> [Dataset records]
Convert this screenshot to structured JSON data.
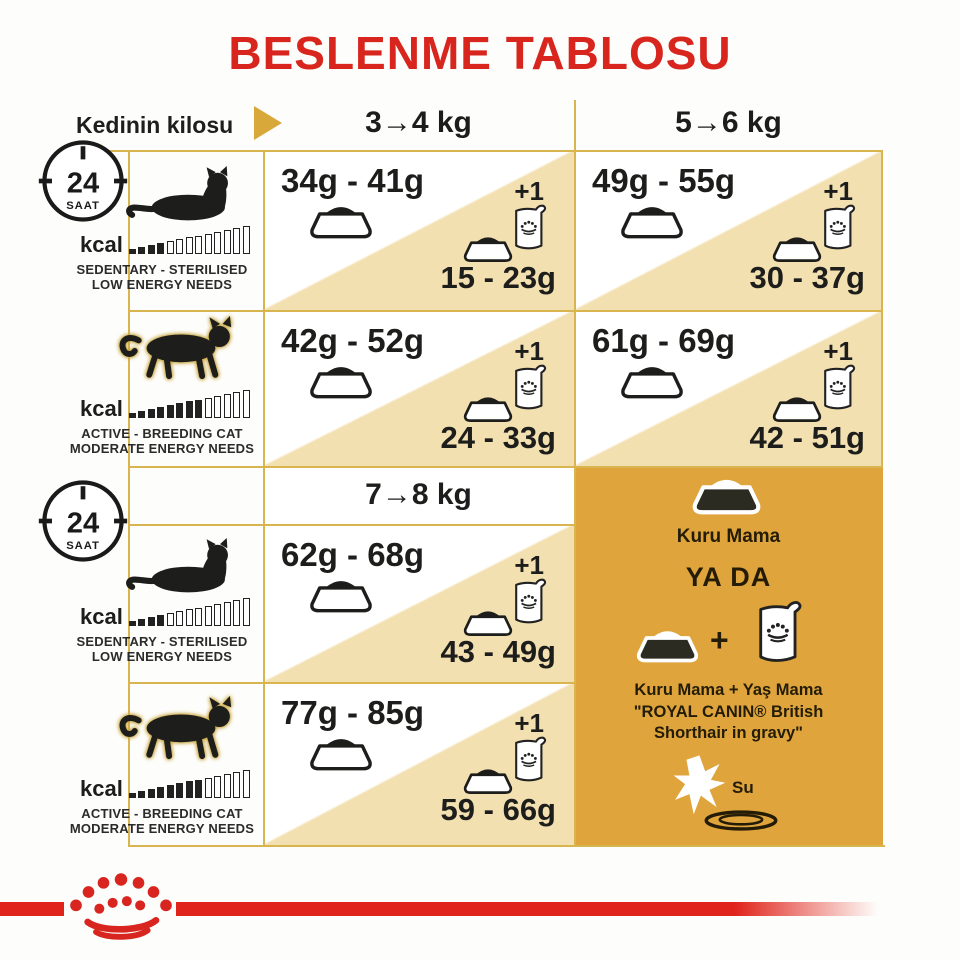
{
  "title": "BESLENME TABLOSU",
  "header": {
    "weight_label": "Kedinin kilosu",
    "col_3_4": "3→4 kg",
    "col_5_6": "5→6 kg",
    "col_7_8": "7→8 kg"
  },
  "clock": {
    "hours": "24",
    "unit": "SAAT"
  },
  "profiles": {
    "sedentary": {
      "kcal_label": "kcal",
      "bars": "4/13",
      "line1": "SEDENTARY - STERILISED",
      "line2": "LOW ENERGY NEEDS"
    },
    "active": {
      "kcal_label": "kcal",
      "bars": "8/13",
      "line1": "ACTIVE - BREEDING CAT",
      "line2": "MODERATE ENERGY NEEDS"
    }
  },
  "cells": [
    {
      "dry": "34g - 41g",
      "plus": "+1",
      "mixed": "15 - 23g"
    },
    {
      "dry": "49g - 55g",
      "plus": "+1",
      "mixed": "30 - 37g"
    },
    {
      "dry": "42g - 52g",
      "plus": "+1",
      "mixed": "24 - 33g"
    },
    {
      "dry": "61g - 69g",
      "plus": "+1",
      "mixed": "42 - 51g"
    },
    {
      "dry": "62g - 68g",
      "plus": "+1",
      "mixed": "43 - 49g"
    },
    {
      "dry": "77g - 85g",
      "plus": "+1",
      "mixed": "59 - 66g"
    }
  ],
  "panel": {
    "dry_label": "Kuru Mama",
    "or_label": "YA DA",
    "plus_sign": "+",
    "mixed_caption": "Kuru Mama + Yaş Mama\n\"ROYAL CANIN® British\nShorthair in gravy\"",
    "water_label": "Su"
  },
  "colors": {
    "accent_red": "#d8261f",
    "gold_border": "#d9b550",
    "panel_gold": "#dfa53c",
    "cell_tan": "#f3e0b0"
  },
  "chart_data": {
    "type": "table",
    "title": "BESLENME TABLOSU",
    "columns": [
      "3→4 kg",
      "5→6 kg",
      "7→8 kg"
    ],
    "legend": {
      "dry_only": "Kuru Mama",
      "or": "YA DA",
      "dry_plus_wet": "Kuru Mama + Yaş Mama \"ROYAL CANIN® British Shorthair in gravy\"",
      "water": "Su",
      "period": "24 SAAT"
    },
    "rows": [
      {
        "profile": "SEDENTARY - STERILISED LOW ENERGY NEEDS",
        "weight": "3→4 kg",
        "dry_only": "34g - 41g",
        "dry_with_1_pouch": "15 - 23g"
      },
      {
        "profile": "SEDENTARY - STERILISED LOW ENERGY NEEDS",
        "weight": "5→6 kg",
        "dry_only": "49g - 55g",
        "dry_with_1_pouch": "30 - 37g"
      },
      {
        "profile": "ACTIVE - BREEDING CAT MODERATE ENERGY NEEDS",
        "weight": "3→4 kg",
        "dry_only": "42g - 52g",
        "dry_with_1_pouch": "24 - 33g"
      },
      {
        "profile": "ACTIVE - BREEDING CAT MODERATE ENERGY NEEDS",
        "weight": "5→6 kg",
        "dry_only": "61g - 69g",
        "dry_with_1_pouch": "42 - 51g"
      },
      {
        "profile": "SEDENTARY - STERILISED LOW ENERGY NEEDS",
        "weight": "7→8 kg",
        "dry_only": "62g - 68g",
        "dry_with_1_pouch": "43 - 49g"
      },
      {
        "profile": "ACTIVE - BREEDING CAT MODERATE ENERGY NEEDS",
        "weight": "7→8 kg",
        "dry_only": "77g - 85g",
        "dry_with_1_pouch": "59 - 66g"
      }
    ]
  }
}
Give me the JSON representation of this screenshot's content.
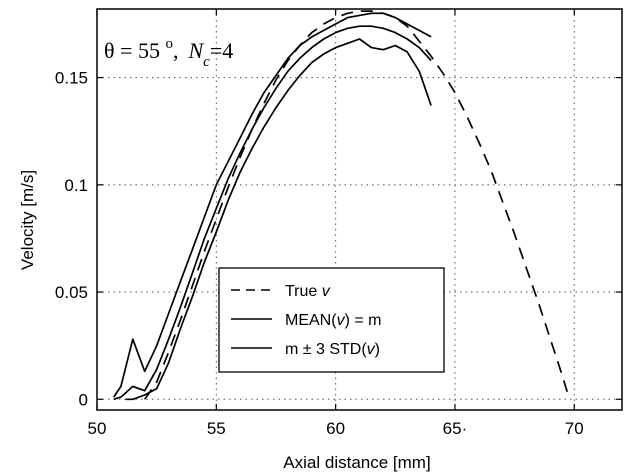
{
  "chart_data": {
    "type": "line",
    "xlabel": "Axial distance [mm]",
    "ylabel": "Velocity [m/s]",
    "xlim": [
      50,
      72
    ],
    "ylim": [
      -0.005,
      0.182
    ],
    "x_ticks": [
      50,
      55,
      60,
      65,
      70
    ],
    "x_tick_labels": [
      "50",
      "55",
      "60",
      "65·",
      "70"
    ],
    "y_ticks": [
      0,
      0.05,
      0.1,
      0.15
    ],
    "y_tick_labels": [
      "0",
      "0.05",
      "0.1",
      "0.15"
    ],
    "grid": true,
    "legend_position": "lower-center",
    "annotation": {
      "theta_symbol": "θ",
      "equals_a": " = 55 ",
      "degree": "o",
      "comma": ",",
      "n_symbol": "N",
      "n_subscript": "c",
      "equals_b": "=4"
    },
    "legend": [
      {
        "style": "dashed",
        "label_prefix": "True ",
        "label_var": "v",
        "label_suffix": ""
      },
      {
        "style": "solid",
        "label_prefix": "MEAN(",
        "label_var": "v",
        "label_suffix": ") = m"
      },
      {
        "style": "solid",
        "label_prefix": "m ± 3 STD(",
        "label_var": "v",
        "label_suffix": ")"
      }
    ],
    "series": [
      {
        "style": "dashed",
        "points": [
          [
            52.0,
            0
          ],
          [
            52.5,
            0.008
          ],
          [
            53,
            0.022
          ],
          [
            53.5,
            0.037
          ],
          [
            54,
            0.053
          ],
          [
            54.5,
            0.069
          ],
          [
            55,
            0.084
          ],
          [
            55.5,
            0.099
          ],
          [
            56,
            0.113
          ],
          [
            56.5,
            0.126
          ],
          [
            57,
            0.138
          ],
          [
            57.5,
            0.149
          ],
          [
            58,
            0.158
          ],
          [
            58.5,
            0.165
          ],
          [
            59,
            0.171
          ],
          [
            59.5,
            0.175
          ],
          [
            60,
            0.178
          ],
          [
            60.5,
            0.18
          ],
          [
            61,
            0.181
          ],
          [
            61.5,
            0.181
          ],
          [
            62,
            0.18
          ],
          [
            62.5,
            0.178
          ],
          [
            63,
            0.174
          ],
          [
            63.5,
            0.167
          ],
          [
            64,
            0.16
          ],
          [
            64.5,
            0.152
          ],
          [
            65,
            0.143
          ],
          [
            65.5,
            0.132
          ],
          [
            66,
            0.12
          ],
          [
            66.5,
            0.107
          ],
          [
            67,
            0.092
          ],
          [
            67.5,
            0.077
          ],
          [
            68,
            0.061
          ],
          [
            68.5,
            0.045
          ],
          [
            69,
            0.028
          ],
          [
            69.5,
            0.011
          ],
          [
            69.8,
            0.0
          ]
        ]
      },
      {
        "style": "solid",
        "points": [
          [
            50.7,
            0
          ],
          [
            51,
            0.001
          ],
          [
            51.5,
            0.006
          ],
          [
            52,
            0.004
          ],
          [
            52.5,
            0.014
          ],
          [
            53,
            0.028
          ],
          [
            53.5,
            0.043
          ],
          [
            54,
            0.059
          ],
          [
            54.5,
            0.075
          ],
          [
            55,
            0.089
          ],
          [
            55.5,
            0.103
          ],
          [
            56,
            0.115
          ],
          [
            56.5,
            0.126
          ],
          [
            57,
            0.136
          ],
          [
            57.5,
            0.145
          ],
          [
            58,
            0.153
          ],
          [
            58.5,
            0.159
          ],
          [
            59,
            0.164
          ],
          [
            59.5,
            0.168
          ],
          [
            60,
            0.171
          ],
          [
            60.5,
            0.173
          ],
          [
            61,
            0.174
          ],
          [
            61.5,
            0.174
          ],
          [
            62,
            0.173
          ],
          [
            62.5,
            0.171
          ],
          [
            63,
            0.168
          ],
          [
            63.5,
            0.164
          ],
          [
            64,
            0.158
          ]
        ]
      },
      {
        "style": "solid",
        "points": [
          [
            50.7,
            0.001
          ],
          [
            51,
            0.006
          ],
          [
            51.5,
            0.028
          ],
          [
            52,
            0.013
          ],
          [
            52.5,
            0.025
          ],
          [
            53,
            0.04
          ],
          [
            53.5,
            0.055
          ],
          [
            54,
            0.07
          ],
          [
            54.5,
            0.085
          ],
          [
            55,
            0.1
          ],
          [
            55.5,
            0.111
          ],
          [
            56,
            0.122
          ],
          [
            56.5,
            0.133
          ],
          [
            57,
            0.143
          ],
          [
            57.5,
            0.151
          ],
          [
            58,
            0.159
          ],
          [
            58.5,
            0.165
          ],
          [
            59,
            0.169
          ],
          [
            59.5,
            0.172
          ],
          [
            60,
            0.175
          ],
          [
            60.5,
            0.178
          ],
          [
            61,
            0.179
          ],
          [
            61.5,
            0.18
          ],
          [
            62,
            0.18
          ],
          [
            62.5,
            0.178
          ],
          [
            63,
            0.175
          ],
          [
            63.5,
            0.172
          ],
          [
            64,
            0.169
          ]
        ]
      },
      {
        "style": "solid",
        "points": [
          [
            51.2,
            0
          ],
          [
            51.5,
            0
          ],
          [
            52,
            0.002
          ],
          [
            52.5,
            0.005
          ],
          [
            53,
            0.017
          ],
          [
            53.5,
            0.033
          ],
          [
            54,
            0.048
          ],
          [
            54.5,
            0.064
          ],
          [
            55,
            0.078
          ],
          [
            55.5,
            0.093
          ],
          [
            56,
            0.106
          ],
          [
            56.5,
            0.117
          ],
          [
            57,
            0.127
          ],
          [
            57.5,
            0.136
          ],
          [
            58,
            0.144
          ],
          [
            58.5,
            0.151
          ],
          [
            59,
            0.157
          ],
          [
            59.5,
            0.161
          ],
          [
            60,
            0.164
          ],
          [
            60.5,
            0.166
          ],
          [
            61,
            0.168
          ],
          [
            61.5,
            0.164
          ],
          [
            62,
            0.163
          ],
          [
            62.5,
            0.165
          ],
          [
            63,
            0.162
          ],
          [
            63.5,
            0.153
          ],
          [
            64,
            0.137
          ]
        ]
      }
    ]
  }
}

> [Written instruction] Scan the records for the string "British". Copy each line in which it appears.

> [Result for this exercise]
    "mixed_caption": "Kuru Mama + Yaş Mama\n\"ROYAL CANIN® British\nShorthair in gravy\"",
      "dry_plus_wet": "Kuru Mama + Yaş Mama \"ROYAL CANIN® British Shorthair in gravy\"",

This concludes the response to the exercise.